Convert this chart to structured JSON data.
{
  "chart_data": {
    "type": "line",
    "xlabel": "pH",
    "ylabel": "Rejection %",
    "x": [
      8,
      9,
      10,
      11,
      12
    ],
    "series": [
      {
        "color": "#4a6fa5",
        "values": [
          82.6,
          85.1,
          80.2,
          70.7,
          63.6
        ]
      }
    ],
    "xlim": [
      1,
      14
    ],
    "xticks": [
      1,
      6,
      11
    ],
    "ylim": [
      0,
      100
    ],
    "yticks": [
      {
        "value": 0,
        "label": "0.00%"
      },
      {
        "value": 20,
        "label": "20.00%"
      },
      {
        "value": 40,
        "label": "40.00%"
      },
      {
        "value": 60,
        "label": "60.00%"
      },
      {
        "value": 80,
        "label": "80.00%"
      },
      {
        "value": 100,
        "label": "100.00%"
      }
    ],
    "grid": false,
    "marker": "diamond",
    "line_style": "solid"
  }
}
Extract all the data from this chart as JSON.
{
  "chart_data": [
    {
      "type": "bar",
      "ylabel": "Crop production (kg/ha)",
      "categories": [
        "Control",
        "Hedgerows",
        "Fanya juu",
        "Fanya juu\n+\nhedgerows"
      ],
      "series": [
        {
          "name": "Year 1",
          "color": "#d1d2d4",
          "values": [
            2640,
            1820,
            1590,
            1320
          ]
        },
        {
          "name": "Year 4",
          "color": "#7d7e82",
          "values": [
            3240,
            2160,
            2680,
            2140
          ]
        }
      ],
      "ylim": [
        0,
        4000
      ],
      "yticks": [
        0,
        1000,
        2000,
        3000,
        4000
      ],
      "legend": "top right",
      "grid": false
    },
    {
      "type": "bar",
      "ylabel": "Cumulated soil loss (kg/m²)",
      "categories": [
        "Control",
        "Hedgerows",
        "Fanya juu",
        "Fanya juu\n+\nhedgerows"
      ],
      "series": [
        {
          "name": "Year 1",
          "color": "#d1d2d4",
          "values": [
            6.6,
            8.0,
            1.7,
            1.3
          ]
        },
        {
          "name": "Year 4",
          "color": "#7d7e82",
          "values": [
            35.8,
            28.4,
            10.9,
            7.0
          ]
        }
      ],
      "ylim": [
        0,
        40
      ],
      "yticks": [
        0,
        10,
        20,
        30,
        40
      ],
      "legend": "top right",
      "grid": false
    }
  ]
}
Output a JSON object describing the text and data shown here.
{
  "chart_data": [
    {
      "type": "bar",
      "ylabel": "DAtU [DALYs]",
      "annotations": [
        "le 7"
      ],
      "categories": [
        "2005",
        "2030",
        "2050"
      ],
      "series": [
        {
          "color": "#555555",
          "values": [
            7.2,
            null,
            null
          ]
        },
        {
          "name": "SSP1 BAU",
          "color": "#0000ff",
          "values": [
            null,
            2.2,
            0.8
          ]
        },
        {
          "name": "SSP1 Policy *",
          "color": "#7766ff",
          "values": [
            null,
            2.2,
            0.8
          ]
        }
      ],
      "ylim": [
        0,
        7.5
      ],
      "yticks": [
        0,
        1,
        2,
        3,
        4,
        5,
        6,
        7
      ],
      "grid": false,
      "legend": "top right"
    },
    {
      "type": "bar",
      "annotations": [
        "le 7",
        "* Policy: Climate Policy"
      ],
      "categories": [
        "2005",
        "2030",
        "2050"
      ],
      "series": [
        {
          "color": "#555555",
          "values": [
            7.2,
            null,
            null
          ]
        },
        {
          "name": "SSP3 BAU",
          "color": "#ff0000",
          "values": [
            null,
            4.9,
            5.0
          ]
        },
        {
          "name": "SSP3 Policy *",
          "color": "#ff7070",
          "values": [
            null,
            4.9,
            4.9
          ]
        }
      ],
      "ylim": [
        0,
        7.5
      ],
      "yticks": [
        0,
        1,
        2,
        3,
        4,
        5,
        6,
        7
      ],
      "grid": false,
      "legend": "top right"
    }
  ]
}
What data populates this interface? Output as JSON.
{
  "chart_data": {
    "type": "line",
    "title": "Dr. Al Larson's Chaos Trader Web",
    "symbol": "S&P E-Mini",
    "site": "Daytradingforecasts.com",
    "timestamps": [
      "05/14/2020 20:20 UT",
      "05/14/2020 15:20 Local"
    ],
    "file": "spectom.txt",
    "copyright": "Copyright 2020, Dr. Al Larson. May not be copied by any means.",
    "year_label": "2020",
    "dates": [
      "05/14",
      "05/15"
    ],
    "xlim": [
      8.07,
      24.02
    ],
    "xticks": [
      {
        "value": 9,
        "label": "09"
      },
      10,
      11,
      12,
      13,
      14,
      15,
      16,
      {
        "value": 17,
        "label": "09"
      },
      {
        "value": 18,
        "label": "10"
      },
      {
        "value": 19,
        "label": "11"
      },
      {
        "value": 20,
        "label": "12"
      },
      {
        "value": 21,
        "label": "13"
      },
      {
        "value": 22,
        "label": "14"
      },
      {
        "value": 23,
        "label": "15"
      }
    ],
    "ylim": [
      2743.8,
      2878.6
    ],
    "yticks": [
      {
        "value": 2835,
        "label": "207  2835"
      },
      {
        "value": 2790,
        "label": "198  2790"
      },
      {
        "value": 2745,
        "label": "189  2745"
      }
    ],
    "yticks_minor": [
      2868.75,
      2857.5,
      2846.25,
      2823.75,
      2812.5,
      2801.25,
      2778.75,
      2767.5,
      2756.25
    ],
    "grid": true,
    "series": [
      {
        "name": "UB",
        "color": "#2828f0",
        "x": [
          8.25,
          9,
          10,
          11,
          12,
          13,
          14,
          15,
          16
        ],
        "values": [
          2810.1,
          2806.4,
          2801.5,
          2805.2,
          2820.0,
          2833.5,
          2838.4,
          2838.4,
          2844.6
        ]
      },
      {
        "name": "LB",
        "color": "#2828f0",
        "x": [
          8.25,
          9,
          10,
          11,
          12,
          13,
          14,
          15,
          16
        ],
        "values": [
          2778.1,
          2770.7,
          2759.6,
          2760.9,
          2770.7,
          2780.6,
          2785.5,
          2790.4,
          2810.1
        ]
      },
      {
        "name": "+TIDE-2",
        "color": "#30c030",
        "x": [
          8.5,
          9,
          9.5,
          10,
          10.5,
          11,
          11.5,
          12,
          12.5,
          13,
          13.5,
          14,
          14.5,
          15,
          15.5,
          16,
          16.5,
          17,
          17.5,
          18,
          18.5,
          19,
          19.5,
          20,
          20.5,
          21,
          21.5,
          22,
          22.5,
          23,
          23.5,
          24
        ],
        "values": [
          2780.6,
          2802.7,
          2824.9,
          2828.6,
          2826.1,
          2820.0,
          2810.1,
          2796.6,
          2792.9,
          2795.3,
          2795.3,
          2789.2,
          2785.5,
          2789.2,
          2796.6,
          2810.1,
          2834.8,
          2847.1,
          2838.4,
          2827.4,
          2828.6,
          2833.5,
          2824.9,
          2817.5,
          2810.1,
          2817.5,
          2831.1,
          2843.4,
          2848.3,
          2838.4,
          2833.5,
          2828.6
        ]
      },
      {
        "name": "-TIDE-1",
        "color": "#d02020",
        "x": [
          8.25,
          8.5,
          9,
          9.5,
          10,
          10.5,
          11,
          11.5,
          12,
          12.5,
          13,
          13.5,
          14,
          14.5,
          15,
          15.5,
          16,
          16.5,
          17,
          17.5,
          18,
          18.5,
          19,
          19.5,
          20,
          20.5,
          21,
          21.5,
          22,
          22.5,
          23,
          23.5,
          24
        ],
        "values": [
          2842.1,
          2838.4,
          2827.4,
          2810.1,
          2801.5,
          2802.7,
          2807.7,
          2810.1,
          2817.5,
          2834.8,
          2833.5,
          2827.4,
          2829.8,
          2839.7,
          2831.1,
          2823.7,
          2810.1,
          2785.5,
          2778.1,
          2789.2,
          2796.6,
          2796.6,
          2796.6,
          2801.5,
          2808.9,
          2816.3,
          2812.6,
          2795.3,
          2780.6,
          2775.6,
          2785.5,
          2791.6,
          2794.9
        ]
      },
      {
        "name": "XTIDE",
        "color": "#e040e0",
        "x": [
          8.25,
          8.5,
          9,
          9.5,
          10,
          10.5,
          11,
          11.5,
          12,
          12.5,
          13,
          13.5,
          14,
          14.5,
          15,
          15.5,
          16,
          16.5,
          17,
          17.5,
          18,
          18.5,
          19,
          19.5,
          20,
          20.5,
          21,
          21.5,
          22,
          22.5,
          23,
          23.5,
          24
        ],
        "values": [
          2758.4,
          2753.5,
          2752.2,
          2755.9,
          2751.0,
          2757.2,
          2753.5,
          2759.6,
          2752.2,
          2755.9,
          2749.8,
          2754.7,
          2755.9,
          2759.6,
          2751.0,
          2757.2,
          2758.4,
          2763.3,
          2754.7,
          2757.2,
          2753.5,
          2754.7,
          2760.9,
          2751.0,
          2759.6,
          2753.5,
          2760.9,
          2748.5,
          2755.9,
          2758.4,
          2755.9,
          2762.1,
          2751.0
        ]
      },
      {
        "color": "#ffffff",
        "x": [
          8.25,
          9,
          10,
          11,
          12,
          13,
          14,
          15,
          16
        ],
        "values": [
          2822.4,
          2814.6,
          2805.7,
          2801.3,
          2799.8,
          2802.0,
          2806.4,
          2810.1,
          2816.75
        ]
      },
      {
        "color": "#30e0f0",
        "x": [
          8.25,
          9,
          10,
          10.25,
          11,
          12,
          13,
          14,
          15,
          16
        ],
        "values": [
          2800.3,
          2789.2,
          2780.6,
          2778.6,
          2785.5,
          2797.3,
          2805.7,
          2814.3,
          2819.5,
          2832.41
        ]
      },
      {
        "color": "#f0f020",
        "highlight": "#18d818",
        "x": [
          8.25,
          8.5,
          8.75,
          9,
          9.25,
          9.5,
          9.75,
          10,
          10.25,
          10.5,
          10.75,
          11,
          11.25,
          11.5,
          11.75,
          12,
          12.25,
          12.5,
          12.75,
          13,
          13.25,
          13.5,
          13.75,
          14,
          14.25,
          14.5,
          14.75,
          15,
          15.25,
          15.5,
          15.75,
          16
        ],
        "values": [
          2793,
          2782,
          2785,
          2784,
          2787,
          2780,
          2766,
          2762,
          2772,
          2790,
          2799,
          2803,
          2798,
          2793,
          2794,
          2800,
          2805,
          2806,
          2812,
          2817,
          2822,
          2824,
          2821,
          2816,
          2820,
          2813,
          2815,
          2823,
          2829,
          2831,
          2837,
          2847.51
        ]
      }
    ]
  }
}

----

Written task » Find how many lines of the listing include the string "ylabel" and give that number, nothing else.

Result of this exercise » 4